課題:
ボルボ260シリーズについての本文から、「まず4ドアセダン「264」とワゴン「265」が登場」で始まり「大された一方、全幅は若干縮小されました。」で終わる部分を、一字一句変えずに書き写しなさい。

本文:
----------------------------------------

ボルボ・カーズは1974年秋、中型乗用車「140シリーズ」の後継モデル「240シリーズ」と共に、1968年にリリースした大型乗用車「164」の後継モデルとなる「260シリーズ」を発売しました。安全実験車「VESC」で培った技術の導入により衝突安全性能の向上が図られた他、プジョー、ルノーとの3社共同開発による新エンジンが採用された事が特徴でした。
まず4ドアセダン「264」とワゴン「265」が登場
プラットフォームは一新され、ボディタイプはまず4ドアセダンの「264」と、164には設定のなかった5ドアステーションワゴンの「265」が用意されました。スタイリングは164譲りのボクシーなフォルムを踏襲しつつ、フロントマスクの意匠が一新されました。ボディサイズは全長4,896mm×全幅1,708mm×全高1,435mmで、164から全長が拡大された一方、全幅は若干縮小されました。

----------------------------------------

提供資料:

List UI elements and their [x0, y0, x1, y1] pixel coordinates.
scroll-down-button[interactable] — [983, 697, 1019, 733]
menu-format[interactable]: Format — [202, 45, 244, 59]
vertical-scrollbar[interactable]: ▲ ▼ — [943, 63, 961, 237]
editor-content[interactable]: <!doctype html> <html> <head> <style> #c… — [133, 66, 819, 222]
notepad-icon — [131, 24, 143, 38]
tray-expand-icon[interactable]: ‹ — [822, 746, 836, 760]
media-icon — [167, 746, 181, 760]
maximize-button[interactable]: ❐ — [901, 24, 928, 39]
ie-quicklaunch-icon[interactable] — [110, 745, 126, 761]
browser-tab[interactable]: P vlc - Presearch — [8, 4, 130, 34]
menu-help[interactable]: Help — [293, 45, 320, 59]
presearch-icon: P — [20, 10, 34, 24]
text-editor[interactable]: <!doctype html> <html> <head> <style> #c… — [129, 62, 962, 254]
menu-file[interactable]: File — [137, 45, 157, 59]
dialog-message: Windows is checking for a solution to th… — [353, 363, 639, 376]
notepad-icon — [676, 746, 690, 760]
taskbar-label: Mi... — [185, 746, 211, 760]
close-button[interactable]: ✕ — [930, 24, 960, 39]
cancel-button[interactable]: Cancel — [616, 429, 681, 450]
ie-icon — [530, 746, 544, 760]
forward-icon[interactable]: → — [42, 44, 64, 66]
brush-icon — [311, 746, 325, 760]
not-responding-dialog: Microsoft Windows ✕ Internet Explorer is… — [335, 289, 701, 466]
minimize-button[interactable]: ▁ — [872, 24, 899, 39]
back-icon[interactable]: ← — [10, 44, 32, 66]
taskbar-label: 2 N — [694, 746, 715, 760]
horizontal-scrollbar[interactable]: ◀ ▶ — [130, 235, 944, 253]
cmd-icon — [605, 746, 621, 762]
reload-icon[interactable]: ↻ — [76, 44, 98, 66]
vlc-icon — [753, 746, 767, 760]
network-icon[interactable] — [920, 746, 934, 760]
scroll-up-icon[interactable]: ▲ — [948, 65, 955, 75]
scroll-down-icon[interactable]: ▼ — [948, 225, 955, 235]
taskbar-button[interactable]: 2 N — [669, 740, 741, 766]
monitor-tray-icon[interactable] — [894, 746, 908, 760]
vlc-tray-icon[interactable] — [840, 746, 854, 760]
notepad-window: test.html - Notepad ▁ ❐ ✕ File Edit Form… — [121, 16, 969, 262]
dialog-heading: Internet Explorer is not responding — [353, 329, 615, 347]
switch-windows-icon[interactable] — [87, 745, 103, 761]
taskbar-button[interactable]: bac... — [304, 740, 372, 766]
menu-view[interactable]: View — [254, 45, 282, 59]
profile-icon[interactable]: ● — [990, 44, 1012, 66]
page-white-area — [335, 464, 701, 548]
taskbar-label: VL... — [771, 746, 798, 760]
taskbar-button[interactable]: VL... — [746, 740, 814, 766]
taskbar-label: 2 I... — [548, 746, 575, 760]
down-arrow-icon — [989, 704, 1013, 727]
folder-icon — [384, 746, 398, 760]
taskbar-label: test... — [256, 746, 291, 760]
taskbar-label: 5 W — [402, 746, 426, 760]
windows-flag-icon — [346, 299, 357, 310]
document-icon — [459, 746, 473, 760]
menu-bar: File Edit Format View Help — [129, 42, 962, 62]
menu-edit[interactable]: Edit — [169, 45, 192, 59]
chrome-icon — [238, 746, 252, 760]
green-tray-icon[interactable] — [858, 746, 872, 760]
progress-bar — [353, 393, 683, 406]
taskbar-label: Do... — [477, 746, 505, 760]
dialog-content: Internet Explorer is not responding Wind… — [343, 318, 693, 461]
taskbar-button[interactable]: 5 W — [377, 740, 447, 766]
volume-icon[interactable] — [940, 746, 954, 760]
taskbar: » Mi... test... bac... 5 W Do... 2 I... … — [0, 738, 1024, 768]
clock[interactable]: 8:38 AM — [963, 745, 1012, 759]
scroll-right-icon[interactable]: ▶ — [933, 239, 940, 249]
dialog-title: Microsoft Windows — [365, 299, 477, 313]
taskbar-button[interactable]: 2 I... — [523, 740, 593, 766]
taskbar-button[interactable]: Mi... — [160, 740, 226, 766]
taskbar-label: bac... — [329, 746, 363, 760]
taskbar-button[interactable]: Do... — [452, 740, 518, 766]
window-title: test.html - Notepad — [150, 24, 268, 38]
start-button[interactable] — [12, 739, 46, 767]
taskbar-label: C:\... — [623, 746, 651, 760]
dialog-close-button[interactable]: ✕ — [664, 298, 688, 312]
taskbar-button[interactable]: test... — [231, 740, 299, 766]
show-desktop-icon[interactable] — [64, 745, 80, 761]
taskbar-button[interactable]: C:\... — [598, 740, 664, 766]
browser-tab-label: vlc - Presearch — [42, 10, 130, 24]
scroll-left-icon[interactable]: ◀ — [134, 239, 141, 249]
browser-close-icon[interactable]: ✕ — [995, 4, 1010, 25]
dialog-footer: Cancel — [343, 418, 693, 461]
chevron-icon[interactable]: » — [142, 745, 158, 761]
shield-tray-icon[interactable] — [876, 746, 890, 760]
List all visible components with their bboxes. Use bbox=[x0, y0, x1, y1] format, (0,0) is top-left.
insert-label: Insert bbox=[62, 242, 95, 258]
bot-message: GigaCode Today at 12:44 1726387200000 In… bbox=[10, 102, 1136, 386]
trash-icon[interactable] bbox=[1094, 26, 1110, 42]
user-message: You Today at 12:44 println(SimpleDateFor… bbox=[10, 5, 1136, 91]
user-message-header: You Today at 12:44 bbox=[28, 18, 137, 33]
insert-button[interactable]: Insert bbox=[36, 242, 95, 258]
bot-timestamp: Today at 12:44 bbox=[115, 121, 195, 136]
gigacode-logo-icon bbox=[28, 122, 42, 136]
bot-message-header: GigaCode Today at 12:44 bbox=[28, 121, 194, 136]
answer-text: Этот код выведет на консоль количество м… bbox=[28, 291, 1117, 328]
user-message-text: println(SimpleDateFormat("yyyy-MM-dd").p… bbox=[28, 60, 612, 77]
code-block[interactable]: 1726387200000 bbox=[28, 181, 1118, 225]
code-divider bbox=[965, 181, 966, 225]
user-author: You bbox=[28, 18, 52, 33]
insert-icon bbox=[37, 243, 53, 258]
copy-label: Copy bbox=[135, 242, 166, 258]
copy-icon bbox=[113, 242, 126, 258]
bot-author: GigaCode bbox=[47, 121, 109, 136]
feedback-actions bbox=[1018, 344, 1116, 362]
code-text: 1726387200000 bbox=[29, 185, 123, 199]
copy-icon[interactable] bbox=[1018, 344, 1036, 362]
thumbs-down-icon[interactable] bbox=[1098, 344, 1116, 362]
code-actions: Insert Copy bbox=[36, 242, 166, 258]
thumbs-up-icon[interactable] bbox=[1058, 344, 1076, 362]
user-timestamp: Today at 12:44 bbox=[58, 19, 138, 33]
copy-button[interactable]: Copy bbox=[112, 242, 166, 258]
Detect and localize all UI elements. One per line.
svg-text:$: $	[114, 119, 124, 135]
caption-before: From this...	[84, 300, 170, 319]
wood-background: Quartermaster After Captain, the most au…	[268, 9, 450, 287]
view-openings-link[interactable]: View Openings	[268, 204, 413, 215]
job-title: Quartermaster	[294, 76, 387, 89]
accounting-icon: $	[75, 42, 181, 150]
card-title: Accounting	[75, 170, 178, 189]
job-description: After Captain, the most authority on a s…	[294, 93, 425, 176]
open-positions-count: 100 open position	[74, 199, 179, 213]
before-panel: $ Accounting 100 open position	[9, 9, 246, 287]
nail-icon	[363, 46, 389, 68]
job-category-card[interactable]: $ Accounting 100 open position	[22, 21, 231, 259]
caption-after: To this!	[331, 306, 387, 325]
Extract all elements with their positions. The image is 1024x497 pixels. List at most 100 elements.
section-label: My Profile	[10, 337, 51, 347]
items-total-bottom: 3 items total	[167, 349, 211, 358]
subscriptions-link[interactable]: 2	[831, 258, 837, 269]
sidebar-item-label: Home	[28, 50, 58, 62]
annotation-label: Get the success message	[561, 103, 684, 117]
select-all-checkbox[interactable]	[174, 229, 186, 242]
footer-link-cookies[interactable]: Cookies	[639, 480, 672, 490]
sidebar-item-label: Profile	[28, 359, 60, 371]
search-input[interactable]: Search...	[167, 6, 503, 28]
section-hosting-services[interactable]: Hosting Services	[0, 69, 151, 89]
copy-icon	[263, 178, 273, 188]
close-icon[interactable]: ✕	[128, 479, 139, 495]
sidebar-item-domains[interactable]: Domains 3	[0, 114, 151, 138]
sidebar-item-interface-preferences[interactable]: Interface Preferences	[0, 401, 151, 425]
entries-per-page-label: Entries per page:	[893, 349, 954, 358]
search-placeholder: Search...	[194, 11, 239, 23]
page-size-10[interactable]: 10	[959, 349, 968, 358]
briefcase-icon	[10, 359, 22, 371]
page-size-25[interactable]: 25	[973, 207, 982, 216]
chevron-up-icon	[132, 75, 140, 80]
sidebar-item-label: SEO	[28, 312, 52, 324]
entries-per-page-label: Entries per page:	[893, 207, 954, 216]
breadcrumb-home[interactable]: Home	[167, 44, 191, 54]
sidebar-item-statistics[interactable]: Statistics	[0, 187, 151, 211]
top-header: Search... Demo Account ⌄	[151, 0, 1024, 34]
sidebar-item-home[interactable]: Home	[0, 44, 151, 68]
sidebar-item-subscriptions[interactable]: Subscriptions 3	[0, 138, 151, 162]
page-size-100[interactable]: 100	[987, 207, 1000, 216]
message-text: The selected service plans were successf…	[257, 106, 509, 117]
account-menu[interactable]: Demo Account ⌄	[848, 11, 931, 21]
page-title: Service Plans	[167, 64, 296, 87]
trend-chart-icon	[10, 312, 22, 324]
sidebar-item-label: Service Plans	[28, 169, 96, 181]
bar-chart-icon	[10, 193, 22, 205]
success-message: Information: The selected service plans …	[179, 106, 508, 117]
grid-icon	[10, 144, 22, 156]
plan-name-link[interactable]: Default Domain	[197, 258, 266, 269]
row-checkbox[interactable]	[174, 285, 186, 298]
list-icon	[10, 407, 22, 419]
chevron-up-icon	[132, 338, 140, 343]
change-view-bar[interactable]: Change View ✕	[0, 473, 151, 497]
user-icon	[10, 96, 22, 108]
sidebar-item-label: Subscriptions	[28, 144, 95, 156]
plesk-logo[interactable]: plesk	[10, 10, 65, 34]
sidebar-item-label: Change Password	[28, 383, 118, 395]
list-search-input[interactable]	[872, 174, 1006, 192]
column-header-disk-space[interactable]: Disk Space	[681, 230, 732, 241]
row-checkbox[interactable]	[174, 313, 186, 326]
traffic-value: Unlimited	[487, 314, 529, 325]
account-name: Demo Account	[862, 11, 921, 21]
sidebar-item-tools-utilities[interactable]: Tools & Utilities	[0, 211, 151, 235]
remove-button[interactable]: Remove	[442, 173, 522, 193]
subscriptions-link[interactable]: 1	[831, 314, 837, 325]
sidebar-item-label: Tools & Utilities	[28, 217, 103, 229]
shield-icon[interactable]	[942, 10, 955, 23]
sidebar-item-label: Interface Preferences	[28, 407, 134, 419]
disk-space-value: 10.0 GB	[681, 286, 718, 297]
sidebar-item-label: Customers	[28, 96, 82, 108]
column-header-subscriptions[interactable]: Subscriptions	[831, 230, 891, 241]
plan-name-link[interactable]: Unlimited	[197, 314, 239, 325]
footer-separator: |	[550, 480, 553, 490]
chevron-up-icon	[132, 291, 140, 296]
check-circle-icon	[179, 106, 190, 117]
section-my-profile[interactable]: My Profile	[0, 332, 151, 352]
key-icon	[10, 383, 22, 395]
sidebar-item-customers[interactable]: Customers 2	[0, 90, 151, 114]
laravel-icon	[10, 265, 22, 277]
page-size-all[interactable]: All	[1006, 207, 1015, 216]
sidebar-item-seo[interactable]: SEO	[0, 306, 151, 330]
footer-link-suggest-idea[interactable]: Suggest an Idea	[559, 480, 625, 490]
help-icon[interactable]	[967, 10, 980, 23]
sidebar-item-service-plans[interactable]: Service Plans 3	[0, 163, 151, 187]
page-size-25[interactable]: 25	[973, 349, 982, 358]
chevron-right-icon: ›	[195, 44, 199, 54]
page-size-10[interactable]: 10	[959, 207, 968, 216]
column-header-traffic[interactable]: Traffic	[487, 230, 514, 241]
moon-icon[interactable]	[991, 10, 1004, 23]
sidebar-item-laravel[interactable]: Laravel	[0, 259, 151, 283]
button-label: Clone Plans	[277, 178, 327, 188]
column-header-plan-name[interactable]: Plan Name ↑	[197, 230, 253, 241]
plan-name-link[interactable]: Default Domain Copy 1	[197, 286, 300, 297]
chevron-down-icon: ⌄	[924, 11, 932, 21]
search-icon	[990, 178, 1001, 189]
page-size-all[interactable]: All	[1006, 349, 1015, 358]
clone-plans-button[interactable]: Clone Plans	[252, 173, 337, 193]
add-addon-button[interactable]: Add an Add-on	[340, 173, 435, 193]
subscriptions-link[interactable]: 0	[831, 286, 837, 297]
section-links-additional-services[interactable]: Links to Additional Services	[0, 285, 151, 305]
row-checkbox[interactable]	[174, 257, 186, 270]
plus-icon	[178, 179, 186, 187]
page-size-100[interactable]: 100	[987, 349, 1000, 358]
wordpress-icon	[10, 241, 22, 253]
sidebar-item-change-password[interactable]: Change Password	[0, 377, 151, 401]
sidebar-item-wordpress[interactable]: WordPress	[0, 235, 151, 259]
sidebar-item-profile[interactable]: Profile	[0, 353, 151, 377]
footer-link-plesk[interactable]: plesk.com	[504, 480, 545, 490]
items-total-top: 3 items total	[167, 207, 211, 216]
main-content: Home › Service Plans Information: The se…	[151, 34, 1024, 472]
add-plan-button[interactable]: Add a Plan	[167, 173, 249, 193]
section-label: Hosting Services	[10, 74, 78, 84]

----------------------------------------

解答:
まず4ドアセダン「264」とワゴン「265」が登場
プラットフォームは一新され、ボディタイプはまず4ドアセダンの「264」と、164には設定のなかった5ドアステーションワゴンの「265」が用意されました。スタイリングは164譲りのボクシーなフォルムを踏襲しつつ、フロントマスクの意匠が一新されました。ボディサイズは全長4,896mm×全幅1,708mm×全高1,435mmで、164から全長が拡大された一方、全幅は若干縮小されました。